Extracted data entries:
"""
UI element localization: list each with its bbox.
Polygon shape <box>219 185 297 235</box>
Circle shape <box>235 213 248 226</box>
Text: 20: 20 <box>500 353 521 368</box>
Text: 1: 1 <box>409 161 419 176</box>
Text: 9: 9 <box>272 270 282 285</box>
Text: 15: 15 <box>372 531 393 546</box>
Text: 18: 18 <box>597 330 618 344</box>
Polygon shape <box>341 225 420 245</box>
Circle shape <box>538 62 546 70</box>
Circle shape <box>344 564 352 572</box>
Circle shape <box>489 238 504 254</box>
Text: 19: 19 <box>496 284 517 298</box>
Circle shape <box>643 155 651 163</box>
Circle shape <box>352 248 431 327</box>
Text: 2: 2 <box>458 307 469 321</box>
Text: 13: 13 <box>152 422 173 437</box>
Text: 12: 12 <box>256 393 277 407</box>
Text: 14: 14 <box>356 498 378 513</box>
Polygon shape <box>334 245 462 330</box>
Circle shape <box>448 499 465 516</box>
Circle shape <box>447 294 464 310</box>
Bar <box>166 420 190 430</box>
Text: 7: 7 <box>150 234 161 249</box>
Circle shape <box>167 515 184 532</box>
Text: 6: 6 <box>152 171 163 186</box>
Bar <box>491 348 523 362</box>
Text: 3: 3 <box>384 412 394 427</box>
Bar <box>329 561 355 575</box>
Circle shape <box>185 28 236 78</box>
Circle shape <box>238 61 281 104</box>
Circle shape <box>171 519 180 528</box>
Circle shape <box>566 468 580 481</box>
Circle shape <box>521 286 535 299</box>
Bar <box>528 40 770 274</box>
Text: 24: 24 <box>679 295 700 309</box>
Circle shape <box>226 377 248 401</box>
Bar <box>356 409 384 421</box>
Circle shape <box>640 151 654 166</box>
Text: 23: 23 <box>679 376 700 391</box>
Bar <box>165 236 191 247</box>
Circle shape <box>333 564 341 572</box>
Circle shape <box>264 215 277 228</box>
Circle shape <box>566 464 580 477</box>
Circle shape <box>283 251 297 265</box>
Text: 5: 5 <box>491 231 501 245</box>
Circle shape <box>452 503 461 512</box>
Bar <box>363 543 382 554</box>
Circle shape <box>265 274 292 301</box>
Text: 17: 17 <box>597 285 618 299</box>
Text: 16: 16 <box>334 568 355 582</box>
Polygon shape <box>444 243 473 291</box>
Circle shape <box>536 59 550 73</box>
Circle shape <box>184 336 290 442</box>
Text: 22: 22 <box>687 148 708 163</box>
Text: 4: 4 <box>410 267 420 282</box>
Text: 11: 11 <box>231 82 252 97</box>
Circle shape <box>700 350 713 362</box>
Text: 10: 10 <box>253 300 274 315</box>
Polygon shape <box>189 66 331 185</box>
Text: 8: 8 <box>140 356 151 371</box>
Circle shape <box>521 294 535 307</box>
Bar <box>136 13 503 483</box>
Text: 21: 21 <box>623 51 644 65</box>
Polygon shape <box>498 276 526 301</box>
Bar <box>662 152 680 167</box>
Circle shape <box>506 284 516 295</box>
"""
Job
Copy the data word for word, starting at its first line and ending with the line that contains "Circle shape <box>566 468 580 481</box>".

Result of this exercise
UI element localization: list each with its bbox.
Polygon shape <box>219 185 297 235</box>
Circle shape <box>235 213 248 226</box>
Text: 20: 20 <box>500 353 521 368</box>
Text: 1: 1 <box>409 161 419 176</box>
Text: 9: 9 <box>272 270 282 285</box>
Text: 15: 15 <box>372 531 393 546</box>
Text: 18: 18 <box>597 330 618 344</box>
Polygon shape <box>341 225 420 245</box>
Circle shape <box>538 62 546 70</box>
Circle shape <box>344 564 352 572</box>
Circle shape <box>489 238 504 254</box>
Text: 19: 19 <box>496 284 517 298</box>
Circle shape <box>643 155 651 163</box>
Circle shape <box>352 248 431 327</box>
Text: 2: 2 <box>458 307 469 321</box>
Text: 13: 13 <box>152 422 173 437</box>
Text: 12: 12 <box>256 393 277 407</box>
Text: 14: 14 <box>356 498 378 513</box>
Polygon shape <box>334 245 462 330</box>
Circle shape <box>448 499 465 516</box>
Circle shape <box>447 294 464 310</box>
Bar <box>166 420 190 430</box>
Text: 7: 7 <box>150 234 161 249</box>
Circle shape <box>167 515 184 532</box>
Text: 6: 6 <box>152 171 163 186</box>
Bar <box>491 348 523 362</box>
Text: 3: 3 <box>384 412 394 427</box>
Bar <box>329 561 355 575</box>
Circle shape <box>185 28 236 78</box>
Circle shape <box>238 61 281 104</box>
Circle shape <box>171 519 180 528</box>
Circle shape <box>566 468 580 481</box>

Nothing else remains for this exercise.